[Work required] Note each line that includes the word "content". Copy those lines.

(Source data)
*****

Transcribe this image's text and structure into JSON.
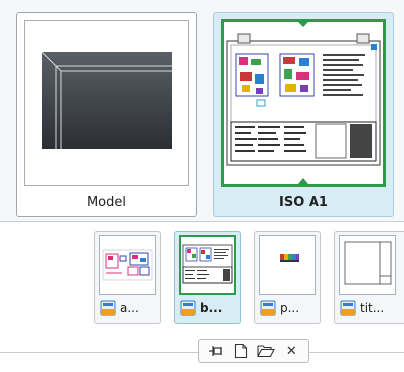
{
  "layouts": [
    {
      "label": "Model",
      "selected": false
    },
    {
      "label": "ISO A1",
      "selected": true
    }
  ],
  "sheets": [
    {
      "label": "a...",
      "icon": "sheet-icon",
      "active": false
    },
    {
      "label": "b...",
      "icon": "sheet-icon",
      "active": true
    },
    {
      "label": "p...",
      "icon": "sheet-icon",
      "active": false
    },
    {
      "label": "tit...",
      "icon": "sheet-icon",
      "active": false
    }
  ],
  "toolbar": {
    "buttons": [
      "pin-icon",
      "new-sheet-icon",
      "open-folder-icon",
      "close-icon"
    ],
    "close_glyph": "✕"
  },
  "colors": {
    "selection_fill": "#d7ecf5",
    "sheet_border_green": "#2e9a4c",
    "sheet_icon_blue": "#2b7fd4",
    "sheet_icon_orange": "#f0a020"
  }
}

*****

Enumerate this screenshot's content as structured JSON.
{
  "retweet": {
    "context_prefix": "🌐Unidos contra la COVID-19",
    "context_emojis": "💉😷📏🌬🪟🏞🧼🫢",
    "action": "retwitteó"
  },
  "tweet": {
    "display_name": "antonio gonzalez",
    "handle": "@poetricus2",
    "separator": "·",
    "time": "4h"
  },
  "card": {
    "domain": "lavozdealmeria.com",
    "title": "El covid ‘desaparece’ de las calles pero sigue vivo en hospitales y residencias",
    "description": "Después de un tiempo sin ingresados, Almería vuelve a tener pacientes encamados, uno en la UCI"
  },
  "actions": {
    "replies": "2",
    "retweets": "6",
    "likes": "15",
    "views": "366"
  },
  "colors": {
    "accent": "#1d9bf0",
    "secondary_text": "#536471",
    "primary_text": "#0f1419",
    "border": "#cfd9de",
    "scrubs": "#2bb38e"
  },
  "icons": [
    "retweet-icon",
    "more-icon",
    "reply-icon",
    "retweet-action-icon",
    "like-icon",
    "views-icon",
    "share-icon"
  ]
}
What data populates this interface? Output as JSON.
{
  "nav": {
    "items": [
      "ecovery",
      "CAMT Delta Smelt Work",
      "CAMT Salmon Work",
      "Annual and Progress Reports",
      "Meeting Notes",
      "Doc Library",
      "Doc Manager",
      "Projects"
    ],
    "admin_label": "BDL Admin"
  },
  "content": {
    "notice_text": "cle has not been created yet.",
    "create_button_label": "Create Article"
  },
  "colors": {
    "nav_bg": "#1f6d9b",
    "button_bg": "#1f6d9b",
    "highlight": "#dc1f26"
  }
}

*****

[Result of this exercise]
Enumerate this screenshot's content as structured JSON.
  "content": {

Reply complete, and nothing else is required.